**Given task:**
Pick out the lines below that contain the string "chevron" and copy them all.

• • • • •

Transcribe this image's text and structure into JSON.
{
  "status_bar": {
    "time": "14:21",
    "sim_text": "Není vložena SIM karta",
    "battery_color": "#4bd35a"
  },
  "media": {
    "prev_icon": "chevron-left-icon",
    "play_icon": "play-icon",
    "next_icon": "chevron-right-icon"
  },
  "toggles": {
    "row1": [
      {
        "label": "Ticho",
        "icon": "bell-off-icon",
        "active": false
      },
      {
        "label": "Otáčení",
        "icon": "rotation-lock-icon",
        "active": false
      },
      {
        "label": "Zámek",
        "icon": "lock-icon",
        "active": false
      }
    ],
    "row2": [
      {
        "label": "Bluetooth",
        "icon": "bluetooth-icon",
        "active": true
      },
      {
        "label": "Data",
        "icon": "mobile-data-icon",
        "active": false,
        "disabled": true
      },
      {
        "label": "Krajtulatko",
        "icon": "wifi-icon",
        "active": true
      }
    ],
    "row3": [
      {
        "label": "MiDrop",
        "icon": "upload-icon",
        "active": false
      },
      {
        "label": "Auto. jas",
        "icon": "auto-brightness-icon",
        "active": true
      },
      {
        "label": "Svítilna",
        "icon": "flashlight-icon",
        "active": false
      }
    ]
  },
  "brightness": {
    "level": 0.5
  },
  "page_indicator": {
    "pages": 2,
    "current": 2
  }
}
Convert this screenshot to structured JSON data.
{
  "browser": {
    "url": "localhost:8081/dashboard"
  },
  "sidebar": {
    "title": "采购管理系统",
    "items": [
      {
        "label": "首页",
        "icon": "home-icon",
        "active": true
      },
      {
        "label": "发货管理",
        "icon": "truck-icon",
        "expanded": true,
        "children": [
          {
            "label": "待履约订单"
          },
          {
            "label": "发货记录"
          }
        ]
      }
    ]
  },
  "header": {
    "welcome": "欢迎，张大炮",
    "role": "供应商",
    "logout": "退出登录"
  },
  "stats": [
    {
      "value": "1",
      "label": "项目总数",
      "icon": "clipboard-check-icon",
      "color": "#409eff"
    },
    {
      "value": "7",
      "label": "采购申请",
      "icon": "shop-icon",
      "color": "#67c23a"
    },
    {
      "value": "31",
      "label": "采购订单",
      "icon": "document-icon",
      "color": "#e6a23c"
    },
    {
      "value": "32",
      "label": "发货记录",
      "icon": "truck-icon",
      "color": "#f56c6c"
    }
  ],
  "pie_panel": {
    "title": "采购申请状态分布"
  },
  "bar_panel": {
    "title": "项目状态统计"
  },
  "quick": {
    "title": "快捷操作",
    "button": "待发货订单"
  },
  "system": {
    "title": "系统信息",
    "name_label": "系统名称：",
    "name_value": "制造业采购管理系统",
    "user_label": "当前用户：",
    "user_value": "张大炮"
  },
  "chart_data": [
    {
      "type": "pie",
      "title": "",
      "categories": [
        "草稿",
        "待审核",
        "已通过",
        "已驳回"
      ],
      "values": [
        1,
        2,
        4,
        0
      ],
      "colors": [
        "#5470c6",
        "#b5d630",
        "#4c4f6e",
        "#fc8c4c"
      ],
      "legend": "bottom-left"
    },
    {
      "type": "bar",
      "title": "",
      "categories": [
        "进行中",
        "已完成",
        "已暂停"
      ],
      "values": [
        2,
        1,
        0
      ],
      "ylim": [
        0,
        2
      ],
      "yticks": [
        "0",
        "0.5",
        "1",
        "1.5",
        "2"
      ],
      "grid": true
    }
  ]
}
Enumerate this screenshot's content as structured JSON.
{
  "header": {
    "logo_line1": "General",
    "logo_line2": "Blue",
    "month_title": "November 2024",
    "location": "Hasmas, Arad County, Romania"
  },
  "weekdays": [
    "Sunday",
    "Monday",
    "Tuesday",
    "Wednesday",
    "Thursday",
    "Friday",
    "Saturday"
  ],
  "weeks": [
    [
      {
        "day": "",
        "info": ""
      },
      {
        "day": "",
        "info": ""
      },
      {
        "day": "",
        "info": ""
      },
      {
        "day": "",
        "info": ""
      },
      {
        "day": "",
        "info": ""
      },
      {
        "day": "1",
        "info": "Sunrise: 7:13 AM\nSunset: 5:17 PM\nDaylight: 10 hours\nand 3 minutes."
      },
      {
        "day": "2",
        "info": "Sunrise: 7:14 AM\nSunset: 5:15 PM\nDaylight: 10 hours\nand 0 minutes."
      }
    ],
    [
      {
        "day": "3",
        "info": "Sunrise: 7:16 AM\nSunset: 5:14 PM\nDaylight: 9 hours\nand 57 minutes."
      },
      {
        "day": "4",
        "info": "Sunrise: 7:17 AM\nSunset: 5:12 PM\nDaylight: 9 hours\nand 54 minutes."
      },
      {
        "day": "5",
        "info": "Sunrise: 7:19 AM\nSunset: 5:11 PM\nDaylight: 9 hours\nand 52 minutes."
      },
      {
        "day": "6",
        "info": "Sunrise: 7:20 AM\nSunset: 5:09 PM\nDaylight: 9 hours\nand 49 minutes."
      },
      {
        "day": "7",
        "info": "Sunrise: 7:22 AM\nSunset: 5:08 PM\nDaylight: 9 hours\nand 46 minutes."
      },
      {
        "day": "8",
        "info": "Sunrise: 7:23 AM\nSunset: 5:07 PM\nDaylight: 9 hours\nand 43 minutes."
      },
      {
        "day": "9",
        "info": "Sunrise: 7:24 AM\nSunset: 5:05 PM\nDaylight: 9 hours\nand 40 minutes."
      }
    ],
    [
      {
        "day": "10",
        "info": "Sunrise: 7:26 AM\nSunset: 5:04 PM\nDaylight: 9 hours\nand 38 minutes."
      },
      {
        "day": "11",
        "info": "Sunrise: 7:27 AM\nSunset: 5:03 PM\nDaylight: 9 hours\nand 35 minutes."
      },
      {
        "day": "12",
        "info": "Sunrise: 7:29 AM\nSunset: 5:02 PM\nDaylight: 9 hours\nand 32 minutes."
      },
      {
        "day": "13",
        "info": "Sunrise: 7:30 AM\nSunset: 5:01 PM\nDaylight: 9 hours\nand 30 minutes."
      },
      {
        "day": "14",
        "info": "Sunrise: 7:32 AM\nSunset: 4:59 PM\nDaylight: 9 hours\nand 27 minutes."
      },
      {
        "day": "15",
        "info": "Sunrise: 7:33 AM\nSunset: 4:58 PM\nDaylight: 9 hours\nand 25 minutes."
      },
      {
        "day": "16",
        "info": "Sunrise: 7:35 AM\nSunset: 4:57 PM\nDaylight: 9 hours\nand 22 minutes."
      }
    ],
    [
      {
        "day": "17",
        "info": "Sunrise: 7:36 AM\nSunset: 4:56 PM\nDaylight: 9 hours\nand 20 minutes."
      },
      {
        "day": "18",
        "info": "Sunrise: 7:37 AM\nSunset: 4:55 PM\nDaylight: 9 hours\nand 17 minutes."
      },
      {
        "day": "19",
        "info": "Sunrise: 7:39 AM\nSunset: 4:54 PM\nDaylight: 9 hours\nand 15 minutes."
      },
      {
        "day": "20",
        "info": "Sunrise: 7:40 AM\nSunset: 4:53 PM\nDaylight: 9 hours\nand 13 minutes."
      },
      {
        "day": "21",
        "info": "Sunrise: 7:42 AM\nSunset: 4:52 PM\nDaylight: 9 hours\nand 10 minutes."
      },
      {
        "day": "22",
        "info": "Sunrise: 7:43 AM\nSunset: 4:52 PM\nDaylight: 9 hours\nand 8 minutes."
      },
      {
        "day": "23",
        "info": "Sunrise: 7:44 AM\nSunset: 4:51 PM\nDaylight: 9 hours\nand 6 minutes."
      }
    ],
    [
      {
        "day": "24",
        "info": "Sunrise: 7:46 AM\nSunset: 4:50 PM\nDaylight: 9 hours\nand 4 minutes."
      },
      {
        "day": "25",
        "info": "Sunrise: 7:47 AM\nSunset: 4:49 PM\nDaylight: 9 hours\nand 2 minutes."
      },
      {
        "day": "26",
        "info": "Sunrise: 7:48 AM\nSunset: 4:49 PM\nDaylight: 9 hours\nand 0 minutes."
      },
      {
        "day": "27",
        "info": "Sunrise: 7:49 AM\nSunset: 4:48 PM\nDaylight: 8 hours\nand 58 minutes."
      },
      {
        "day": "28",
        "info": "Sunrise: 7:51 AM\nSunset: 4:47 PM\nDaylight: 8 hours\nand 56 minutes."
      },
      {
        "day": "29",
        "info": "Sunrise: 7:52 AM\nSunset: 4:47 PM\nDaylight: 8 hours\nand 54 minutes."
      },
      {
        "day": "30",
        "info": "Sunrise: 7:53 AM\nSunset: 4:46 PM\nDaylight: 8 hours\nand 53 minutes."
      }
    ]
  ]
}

• • • • •

**Output below:**
    "prev_icon": "chevron-left-icon",
    "next_icon": "chevron-right-icon"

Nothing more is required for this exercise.